* Begin Extract provided *

I want to write a program, to create a function that concatenates two strings to form a single string. However, my program is not returning any value.
#include <iostream>
#include <cstring>
#include <string>
using namespace std;
char* my_str_cat( char* s1, char* s2, char* combined ){
for(int i = 0;i<strlen(s1);i++){
combined[i]=s1[i];
}
for (int j=0;j<strlen(s2);j++){
combined[strlen(s1)+j]=s2[j];
}
return combined;
}
int main(){
char s1[100];
char s2[100];
char** combined = new char*;
cout<<"Enter s1: "<<endl;
cin.getline(s1,100);
cout<<s1<<endl;
cout<<"Enter s2: "<<endl;
cin.getline(s2,100);
my_str_cat(s1,s2,*combined);
delete combined;
return 0;
}
This declaration
char** combined = new char*;
declares a pointer of the type char ** that points to an allocated memory for an object of the type char *.
Dereferencing this pointer in this call
my_str_cat(s1,s2,*combined);
passes an uninitialized pointer of the type char * to the function my_str_cat.
And within the function this uninitialized pointer is used to access a memory that results in undefined behavior.
You need to allocate a memory for a character array large enough to store two concatenated C strings forming a new C string.
You could allocate the memory within the function itself.
The function can look the following way as it is shown in the demonstrative program below.
#include <iostream>
#include <iomanip>
#include <cstring>
char * my_str_cat( const char *s1, const char *s2 )
{
size_t n1 = std::strlen( s1 );
char * result = new char[n1 + std::strlen( s2 ) + 1];
std::strcpy( std::strcpy( result, s1 ) + n1, s2 );
return result;
}
int main()
{
const size_t N = 100;
char s1[N];
char s2[N];
std::cout << "Enter s1: ";
std::cin.getline( s1, sizeof( s1 ) );
std::cout << "Enter s2: ";
std::cout << std::noskipws;
std::cin.getline( s2, sizeof( s2 ) );
char *combined = my_str_cat( s1, s2 );
std::cout << combined << '\n';
delete []combined;
return 0;
}
The program output might look like
Enter s1: Hello
Enter s2: World!
Hello World!
Another approach of declaring and defining the function is when it is the user of the function that is responsible to supply the result character array to the function that will contain two concatenated strings.

* End Extract provided *
* Begin Extracted material *

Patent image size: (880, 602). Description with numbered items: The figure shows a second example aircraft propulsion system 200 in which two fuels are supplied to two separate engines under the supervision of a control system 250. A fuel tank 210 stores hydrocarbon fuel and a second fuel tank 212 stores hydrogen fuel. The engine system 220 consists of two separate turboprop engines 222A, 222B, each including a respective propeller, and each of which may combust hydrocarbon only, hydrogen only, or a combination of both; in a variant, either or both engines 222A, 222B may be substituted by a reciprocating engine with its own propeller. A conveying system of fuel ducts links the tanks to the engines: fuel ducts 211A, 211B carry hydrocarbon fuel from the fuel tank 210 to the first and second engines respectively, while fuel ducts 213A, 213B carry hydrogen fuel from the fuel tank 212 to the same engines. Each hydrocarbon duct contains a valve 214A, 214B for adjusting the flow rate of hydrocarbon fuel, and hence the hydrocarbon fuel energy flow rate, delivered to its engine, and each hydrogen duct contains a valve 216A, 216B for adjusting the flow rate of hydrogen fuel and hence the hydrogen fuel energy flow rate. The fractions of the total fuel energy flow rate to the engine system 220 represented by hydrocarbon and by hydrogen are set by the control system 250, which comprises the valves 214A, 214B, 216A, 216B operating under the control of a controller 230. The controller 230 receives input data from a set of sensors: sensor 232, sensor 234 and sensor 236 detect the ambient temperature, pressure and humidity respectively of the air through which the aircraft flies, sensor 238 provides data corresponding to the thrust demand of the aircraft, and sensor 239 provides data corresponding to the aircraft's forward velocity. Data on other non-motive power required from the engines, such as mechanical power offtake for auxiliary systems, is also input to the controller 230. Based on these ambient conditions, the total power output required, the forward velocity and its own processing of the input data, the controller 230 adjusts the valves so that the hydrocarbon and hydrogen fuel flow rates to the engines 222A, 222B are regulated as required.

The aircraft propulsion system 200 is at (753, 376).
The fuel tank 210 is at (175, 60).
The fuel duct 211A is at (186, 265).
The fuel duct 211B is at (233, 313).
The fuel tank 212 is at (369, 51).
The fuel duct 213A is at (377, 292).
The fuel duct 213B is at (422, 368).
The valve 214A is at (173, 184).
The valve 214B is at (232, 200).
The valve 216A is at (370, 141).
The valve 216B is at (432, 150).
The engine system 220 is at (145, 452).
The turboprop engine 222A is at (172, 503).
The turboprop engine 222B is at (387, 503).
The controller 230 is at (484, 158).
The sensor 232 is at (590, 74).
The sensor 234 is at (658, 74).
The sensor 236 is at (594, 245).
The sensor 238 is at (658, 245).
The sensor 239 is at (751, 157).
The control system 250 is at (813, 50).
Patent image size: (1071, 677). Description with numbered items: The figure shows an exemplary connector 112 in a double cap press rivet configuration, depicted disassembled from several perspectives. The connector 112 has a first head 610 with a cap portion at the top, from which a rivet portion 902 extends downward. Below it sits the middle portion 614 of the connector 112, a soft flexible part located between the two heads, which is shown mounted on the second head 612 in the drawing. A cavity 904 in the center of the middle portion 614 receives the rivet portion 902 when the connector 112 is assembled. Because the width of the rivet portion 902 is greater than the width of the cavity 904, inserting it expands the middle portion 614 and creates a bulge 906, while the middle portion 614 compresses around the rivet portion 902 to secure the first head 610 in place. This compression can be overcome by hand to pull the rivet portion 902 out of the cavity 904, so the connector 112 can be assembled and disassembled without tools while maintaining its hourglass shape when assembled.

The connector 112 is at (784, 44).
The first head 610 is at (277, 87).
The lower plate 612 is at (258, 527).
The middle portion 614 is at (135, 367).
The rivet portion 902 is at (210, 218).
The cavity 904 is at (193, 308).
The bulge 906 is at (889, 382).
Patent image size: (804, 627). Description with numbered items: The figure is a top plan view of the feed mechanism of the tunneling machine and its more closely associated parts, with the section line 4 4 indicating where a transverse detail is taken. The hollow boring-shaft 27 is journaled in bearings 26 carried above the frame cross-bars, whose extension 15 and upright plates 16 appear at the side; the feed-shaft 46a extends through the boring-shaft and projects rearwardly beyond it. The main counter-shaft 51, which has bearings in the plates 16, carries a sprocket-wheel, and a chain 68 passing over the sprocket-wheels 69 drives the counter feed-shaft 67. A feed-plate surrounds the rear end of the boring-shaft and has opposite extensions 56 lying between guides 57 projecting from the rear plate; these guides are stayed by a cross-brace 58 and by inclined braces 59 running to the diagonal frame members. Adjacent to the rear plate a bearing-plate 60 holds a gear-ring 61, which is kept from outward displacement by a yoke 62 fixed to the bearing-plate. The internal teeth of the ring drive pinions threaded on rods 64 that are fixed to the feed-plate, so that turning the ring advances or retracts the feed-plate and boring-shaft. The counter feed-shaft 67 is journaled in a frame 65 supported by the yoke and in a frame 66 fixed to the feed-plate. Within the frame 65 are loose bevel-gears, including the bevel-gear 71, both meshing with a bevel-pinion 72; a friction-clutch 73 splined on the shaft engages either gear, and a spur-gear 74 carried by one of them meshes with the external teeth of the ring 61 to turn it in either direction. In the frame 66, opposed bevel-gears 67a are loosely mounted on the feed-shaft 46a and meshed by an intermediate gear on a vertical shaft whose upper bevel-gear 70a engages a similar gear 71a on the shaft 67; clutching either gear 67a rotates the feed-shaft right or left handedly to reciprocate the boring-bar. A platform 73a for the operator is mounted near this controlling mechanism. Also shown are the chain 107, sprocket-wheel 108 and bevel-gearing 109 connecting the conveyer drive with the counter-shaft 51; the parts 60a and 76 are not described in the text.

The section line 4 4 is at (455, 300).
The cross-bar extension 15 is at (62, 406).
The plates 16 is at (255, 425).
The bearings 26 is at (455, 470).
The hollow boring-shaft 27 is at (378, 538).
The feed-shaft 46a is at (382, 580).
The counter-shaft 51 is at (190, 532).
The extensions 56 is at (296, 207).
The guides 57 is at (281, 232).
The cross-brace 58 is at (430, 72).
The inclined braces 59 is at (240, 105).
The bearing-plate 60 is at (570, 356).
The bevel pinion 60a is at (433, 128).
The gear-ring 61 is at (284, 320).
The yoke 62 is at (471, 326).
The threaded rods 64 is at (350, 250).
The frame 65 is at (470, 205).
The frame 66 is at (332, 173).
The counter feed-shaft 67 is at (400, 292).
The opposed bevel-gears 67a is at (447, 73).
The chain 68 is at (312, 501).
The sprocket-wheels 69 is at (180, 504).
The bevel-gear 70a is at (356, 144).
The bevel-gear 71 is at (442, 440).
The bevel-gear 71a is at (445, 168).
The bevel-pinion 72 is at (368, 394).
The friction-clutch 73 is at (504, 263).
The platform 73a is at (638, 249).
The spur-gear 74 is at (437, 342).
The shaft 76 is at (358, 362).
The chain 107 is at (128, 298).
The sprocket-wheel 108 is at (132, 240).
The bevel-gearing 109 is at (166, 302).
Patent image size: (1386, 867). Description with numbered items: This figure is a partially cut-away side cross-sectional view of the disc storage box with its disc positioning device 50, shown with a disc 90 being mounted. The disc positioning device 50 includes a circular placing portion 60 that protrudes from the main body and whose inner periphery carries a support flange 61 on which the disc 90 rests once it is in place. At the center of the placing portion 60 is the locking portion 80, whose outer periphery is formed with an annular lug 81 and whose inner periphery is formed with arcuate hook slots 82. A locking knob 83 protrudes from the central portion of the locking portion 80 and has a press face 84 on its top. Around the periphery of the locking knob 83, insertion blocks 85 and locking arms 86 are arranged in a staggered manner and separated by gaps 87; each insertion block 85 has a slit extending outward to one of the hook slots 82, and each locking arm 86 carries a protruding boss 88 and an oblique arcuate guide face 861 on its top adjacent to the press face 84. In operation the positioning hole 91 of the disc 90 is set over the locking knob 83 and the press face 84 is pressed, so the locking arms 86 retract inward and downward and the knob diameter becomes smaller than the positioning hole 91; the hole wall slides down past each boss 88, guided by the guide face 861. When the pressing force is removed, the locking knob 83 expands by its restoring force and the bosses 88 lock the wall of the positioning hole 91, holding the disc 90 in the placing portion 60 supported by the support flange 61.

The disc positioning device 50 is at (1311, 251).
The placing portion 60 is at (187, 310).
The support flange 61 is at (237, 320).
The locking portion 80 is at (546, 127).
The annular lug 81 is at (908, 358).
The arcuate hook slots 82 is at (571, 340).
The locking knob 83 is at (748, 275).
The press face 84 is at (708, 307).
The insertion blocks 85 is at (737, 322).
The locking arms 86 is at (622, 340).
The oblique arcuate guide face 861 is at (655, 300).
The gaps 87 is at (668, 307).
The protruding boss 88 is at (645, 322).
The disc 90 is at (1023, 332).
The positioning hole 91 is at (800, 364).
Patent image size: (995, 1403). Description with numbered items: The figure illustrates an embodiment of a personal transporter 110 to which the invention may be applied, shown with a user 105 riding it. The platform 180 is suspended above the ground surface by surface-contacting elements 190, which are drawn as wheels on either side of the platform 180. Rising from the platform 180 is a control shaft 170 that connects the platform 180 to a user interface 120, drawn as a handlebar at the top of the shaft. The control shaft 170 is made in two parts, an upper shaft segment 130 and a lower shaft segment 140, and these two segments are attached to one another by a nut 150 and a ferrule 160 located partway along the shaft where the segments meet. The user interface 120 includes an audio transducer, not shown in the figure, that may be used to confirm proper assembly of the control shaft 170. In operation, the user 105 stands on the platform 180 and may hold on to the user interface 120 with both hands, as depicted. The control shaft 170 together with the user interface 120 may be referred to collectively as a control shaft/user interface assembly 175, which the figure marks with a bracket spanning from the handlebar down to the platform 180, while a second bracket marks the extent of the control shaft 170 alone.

* End Extracted material *

• Required task: Extract the passage of the string-concatenation thread starting with "And within the" and going on through "the function itself.". The entries come from a different source.

• Task solution:
And within the function this uninitialized pointer is used to access a memory that results in undefined behavior.
You need to allocate a memory for a character array large enough to store two concatenated C strings forming a new C string.
You could allocate the memory within the function itself.